-- Start Supplied text --
Ghosts on the Street - Europe

Brandon Lockfoot
Jan 2, 2014 4:20PM

In New York City, the job of the bicycle courier blossomed in the 1980’s. Since then, the fax machine and then the expansion of the virtual internet has slowly weakened the work flow supporting this occupation, and many of these courier jobs, or couriers, may no longer be around in the next ten years. This expansion of the virtual space (internet) has started impacting the ideas of natural space that we as a society used to regard as physical reality. Using a tool as our ancestors did to move through the physical world as a machete to tall grass, or a bicycle to the urban street; many of these cultural movements required human to human interaction in order to progress forward. These tools helped foster additional cultural movements requiring or again enabling human to human interaction, making progress, moving forward. It is this potential loss of human to human interaction and trust of the bicycle courier that I want to chronicle and is so important to preserve because this interaction is not just limited to this aspect of life or occupation.

The project, “Invisible Infrastructures: Ghosts on the Streets”, begins by exploring the daily routes of bicycle couriers as a form, while moving through the space that is the urban city. As a bicycle courier, we spend our days maneuvering around congested traffic picking up and delivering most any kind of object you could imagine with little interaction from the outside world. From envelopes and packages to garment bags, I’ve even delivered bagged breast milk!

The reason I choose to call this project Invisible Infrastructures is because a lot of the times, the people that are not recognized by society formally in many situations are central in helping the cities progress forwards, especially in New York when thinking about the bicycle messenger. The underdogs, the manual labors, the doormen, the nanny’s, and independent contractors all fall into this category as well as bicycle couriers. I choose to represent the couriers here because I believe that there are factors in this line of work that are more life threatening when combined with the visual perspective of rapidly moving around the city and the little amount of money earned in this occupation.
-- End Supplied text --
-- Start Dataset extract --
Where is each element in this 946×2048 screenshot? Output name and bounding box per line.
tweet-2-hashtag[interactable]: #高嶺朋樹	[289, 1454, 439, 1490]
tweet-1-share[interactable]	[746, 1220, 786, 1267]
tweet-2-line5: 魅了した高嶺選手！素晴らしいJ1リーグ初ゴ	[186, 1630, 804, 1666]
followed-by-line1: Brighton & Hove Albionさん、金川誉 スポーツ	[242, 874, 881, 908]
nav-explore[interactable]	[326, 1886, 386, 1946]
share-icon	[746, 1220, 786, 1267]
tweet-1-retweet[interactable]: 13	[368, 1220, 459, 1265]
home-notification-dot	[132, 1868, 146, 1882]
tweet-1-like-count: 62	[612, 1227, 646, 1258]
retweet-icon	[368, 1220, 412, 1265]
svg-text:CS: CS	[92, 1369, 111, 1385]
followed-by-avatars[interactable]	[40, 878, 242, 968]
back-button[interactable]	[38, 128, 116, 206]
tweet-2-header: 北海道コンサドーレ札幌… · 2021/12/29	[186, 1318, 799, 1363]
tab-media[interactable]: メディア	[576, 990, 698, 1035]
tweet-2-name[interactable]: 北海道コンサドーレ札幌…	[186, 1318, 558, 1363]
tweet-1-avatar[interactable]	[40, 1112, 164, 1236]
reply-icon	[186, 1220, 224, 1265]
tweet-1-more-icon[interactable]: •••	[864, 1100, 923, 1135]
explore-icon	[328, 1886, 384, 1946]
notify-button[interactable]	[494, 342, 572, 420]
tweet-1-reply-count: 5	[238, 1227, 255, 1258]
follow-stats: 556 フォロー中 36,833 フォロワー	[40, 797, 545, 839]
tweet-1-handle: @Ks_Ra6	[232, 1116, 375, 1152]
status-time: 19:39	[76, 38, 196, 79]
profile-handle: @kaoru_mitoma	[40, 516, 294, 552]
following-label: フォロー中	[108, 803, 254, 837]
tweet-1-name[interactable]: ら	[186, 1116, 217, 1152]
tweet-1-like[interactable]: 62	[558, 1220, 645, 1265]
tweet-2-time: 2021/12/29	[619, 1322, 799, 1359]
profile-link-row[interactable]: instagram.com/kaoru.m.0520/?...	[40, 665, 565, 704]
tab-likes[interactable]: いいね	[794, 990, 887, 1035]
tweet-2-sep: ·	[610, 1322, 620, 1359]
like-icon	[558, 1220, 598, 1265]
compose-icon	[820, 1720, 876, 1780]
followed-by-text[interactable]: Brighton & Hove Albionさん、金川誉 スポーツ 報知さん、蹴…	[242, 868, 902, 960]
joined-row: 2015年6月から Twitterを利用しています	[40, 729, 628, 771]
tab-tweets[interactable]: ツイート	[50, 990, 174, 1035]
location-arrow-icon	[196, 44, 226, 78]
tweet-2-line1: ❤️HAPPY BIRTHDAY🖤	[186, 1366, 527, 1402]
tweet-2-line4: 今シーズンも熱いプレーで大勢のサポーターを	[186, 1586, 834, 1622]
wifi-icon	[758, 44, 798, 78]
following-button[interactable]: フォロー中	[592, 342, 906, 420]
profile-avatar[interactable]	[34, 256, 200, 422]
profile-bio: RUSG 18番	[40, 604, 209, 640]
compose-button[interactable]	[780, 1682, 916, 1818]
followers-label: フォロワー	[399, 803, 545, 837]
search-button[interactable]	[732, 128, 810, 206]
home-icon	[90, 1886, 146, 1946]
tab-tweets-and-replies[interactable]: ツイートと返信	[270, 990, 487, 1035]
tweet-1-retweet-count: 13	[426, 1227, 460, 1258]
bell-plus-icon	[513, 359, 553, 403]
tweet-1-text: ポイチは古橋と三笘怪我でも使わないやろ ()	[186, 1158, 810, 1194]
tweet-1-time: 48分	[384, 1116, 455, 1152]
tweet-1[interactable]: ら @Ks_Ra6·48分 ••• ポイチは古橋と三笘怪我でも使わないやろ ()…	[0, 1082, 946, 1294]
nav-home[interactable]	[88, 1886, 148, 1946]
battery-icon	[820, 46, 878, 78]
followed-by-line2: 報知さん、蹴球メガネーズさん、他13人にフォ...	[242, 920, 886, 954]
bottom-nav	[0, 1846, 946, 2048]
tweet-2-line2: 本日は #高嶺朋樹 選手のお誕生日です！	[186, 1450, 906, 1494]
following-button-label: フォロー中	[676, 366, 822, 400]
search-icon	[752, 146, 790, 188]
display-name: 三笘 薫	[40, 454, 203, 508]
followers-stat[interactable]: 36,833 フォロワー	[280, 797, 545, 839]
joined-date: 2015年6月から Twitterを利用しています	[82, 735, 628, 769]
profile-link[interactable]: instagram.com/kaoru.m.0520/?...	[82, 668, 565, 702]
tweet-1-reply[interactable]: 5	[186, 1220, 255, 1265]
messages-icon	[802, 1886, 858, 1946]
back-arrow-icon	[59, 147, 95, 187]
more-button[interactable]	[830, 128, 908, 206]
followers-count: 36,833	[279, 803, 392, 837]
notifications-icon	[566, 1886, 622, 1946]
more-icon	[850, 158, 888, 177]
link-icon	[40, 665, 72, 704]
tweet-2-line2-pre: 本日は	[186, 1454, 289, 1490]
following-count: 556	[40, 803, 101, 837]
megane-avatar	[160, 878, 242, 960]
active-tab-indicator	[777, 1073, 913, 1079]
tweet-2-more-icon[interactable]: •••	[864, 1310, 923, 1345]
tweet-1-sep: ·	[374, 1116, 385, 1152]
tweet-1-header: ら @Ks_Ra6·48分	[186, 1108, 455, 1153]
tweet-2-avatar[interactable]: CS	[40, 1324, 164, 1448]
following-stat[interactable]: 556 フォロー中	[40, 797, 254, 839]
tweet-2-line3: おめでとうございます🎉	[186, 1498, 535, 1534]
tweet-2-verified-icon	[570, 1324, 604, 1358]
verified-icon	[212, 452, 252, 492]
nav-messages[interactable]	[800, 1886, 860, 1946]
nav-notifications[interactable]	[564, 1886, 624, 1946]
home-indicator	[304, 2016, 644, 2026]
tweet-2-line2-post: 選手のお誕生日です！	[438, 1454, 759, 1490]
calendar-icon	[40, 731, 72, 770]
-- End Dataset extract --
• **To do**
[a] Name every kind of object that the writer of the bicycle courier essay says they have delivered.
[b] According to the bicycle courier essay, what is the full title of the project?
[c] Please pick up the bicycle courier essay after its final sentence and carry it forward.

• **Answers to the exercise**
[a] Envelopes, packages, garment bags, and bagged breast milk.

[b] "Invisible Infrastructures: Ghosts on the Streets"

[c]
I am interested in visually exploring and understanding the movement of the bicycle from different people in different cultures and what is transported around by it's use. To me this project, though visually motivated, is also about human interaction as well as forms moving through space because it is this human to human contact and the fact that people are entrusting us, the couriers, with their most important items that makes this job such a responsibility and at the same time makes it so gratifying.

There is a kind of embodied knowledge in knowing the streets that I personally believe only someone who rides a bicycle through them everyday possesses. In Manhattan, bicycle couriers are the only same day delivery service available that can get from one point to another in under an hour. There is a form of sub-conscience control of your body while riding a bike that is only acquired after an ample amount of time riding the routes of a city, where the body knows before the mind when to take a quick left or right. This specific aspect of time, distance, and bodily knowledge of your own fitness level is what the courier’s job is all about, and what I want to record first hand: Knowing the shortest distance to any point in the city without having to look at a map, and also knowing approximately how long it will take to arrive there.

After traveling to each city and collecting data, I plan to map out the data and assemble the three dimensional maps back in Germany. Once all the maps are completed for each courier in each city, I will make a return trip to each city I have been to to see each courier I worked with again. With me, I will bring all the plexiglass map pieces I have made and plan to give each courier his or her corresponding map as a thank you for allowing me to travel a day and have the perspective of a bike messenger in their city. In a way, wrapping up the project by being able to literally give something back to the community that has enabled me to complete this project.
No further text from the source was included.